**Actions to take:**
A: In the account below of earning money from an iPhone blog, why did Adsense bring in so little before the changes from the book? Answer in one to three sentences.
B: Write the next part of the account below of earning money from an iPhone blog, starting after its last sentence.

**Selected extract:**
________

What was really cool is that these people were writing for free. They were writing very good content, which to date still drives large amounts of traffic.
Today, I have only one guy who writes on a pretty regular basis about iPhone applications. I also have a few people applying to write for me every once in a while but it’s very hard to find good bloggers. I’m really not looking for quantity anymore. I’m all about quality now!
What about money?
When I started my iPhone blog, my only income stream was the Regnow affiliate program to sell iPhone softwares. I have to admit that it was performing very poorly. Let’s say that a $100/month was a good month at the time.
Then I set up the blog with Adsense. It was working ok, making about $10/day on average. The problem with an iPhone blog is that visitors are young and are pretty much adproof, meaning that they don’t even see the ads anymore because they are too used to them. I tried optimizing my ads but it didn’t improve things much. Then I heard about The AdSense Code, a best-seller by Joel Comm, a pretty successful internet marketer. I bought it from Amazon and implemented a few of the techniques described in the book. Results were astounding. I went from making $10/day to making between $20 to $30/day, sometimes more.
The last few months, my checks from Google have been between $700 and $800. I created a special banking account for all the money I make with Adsense and it is my girlfriend and I’s travel found. For example, we’re going to Costa Rica next month for 2 weeks and it’s all paid by Google Adsense!
I also signed up for 2 other affiliate programs: one to sell iPhone screen protectors and one to sell custom iPhone skins. The first one brings in about $150/month and the other one about $100/month. Not too bad considering that I don’t have anything to do at all for these.
The biggest move was probably to set up an iPhone store where I sell hundreds of accessories for iPhone. The best thing is that, again, I don’t have anything to do at all. It’s all managed by a third-party company. They set me up with the store integration, they add products as they come, they take care of billing, shipping, and customer service. I basically have nothing to do but sit back and wait for my monthly PayPal payment. The iPhone Store brings in another $150/month on average.

________

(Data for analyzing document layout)
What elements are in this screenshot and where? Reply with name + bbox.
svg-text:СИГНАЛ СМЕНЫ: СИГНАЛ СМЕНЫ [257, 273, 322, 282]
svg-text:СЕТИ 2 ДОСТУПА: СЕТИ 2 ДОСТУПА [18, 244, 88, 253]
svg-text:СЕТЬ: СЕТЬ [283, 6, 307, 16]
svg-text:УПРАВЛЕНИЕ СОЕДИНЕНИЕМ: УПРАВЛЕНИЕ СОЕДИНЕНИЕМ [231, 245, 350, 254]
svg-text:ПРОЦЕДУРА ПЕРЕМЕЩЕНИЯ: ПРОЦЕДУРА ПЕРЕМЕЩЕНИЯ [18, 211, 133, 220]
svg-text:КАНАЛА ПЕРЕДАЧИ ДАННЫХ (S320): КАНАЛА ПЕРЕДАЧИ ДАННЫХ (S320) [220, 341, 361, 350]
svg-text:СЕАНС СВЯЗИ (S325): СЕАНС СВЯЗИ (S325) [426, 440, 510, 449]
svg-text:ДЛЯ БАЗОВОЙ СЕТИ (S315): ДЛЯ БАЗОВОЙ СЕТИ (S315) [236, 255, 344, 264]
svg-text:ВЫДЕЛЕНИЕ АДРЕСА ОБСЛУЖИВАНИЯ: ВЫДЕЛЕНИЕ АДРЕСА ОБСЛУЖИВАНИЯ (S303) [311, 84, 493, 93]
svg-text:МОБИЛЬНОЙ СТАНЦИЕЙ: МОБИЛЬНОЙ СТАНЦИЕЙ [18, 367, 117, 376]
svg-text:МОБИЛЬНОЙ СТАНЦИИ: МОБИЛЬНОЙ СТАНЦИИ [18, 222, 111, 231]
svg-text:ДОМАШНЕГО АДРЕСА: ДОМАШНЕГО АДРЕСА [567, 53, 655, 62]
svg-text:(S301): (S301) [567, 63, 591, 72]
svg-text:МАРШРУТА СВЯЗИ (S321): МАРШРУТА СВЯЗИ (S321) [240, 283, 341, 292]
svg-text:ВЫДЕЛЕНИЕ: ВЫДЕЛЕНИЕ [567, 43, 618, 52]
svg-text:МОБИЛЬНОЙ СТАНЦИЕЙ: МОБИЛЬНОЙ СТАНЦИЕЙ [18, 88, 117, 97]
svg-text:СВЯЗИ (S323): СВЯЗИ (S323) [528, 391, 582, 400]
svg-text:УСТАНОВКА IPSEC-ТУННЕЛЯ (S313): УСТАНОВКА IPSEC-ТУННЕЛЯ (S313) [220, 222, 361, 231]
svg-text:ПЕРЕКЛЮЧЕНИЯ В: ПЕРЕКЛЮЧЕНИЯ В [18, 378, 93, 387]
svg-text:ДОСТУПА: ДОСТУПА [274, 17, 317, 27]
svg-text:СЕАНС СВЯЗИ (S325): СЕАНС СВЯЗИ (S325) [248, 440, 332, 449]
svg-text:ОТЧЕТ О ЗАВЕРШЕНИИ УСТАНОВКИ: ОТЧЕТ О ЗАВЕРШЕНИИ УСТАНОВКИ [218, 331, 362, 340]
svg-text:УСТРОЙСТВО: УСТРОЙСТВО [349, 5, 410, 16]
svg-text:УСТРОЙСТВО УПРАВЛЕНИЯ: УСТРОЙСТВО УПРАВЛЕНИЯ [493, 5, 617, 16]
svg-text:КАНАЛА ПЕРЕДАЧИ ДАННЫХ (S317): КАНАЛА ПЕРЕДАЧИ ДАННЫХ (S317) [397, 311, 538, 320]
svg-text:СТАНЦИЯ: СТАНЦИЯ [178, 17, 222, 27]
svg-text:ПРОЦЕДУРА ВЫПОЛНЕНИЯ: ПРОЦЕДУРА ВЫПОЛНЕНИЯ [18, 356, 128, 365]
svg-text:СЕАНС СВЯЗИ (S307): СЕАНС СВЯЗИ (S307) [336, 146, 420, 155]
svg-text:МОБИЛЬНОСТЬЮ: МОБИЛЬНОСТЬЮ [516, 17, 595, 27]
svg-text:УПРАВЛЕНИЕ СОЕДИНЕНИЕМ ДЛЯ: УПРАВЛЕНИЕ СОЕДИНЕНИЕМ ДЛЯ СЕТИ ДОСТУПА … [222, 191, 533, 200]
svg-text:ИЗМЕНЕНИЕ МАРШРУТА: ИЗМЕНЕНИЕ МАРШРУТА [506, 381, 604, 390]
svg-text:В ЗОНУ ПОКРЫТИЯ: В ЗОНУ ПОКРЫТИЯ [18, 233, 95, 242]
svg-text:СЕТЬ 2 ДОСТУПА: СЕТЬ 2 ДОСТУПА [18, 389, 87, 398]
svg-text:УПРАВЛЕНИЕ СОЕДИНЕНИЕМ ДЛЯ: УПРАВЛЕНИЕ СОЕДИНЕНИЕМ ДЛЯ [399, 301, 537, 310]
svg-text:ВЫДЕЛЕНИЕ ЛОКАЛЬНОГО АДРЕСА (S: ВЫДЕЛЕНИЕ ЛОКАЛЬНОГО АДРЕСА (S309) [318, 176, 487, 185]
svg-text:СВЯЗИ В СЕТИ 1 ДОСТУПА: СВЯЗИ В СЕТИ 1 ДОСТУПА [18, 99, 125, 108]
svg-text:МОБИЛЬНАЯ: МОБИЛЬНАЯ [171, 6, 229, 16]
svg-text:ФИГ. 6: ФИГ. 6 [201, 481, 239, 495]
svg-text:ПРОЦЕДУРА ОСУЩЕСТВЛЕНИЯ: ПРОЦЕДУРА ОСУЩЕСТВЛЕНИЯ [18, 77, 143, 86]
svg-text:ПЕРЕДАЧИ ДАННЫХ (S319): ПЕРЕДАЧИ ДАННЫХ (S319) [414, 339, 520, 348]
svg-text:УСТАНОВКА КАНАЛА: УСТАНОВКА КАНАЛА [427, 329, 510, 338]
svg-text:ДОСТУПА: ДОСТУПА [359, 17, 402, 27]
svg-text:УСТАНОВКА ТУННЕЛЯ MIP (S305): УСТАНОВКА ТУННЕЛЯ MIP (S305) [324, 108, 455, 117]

________

**Activity answers:**
A: The blog's visitors are young and nearly "adproof." They are so used to ads that they don't even see them anymore.

B:
I used to be an affiliate of the iTunes App Store as well, which started working very well for me but the assholes at Apple cracked down on every affiliate that had an Apple trademark in their URL. Since my URL contains the trademark “iPhone” (www.iPhoneDownloadBlog.com), they suspended my account. I wasn’t the only one having this issue. Many other iPhone and iPod blogs had this problem and were forced to stop marketing the App Store applications. Why would Apple do such a thing? I have no idea, but all I know is that they’re leaving a lot of money on the table by doing that.
Where am I today?
Things are doing pretty well for my iPhone blog these days. I get about 12,000 unique visitors a day on average and I usually spend a couple hours a week working on it, except when there are major events such as the release of a new model, new firmware, or a new jailbreaking or unlocking method.
If I add up all the revenue streams from this blog, I make an average of $1,100/month, which is more than decent. I really want to keep growing the site without compromising its integrity. I think it’s very important to stay true and don’t be a total sell out.